[Records for the exercise]:

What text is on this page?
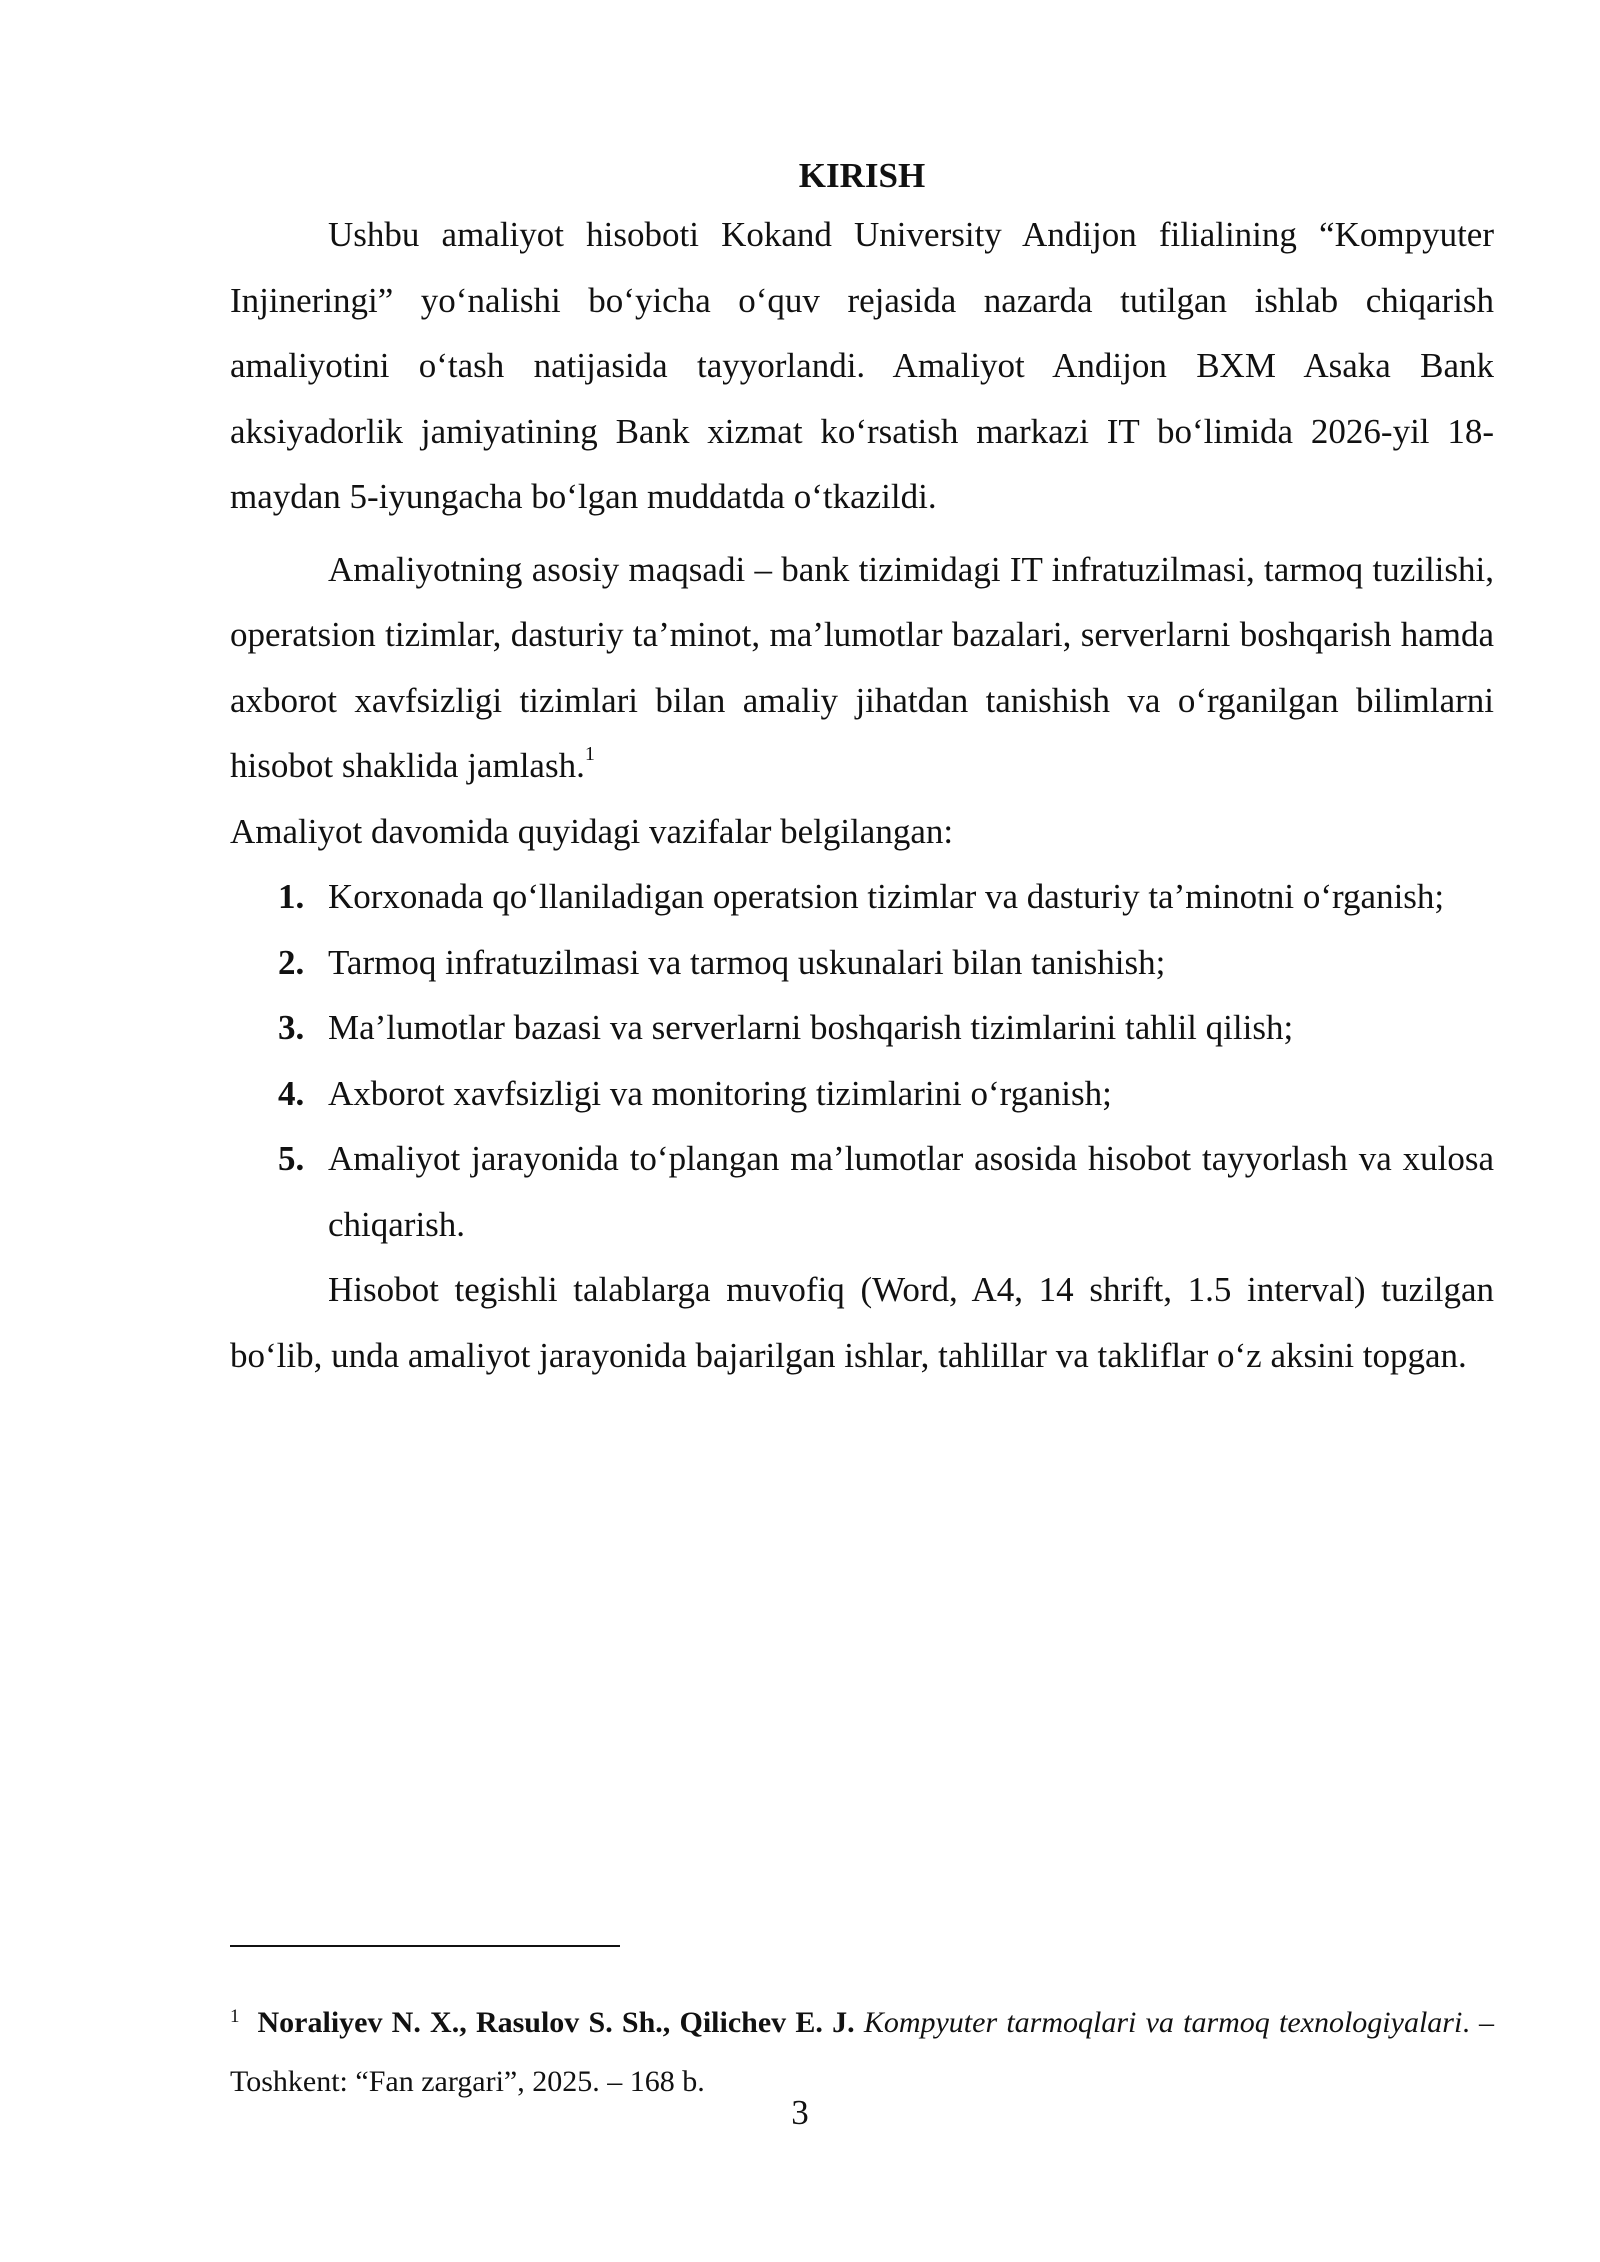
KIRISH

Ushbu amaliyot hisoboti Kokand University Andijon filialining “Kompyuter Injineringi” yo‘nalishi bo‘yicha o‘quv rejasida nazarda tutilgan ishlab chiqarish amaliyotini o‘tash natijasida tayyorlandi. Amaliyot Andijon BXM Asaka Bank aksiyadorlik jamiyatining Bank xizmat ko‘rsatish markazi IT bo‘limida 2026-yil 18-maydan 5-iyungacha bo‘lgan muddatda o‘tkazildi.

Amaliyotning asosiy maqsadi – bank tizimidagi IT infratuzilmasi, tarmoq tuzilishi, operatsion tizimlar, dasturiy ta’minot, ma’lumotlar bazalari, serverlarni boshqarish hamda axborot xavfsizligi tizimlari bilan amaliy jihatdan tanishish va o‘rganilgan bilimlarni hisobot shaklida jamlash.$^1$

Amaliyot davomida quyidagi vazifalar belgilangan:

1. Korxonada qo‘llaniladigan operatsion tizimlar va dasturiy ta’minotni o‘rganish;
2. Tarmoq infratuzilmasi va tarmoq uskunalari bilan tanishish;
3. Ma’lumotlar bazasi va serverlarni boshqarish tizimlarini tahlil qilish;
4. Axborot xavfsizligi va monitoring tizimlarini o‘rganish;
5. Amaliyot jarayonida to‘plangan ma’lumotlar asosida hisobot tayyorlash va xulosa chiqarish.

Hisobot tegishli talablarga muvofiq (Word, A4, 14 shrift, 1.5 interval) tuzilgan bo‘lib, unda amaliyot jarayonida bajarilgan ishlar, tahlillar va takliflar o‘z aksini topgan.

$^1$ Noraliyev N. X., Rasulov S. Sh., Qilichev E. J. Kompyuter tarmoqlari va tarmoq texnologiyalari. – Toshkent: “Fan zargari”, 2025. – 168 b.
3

[What you are asked to do]: Print the whole listing above once more, word for word, without its pictures.

[Correct result]:
What text is on this page?
KIRISH

Ushbu amaliyot hisoboti Kokand University Andijon filialining “Kompyuter Injineringi” yo‘nalishi bo‘yicha o‘quv rejasida nazarda tutilgan ishlab chiqarish amaliyotini o‘tash natijasida tayyorlandi. Amaliyot Andijon BXM Asaka Bank aksiyadorlik jamiyatining Bank xizmat ko‘rsatish markazi IT bo‘limida 2026-yil 18-maydan 5-iyungacha bo‘lgan muddatda o‘tkazildi.

Amaliyotning asosiy maqsadi – bank tizimidagi IT infratuzilmasi, tarmoq tuzilishi, operatsion tizimlar, dasturiy ta’minot, ma’lumotlar bazalari, serverlarni boshqarish hamda axborot xavfsizligi tizimlari bilan amaliy jihatdan tanishish va o‘rganilgan bilimlarni hisobot shaklida jamlash.$^1$

Amaliyot davomida quyidagi vazifalar belgilangan:

1. Korxonada qo‘llaniladigan operatsion tizimlar va dasturiy ta’minotni o‘rganish;
2. Tarmoq infratuzilmasi va tarmoq uskunalari bilan tanishish;
3. Ma’lumotlar bazasi va serverlarni boshqarish tizimlarini tahlil qilish;
4. Axborot xavfsizligi va monitoring tizimlarini o‘rganish;
5. Amaliyot jarayonida to‘plangan ma’lumotlar asosida hisobot tayyorlash va xulosa chiqarish.

Hisobot tegishli talablarga muvofiq (Word, A4, 14 shrift, 1.5 interval) tuzilgan bo‘lib, unda amaliyot jarayonida bajarilgan ishlar, tahlillar va takliflar o‘z aksini topgan.

$^1$ Noraliyev N. X., Rasulov S. Sh., Qilichev E. J. Kompyuter tarmoqlari va tarmoq texnologiyalari. – Toshkent: “Fan zargari”, 2025. – 168 b.
3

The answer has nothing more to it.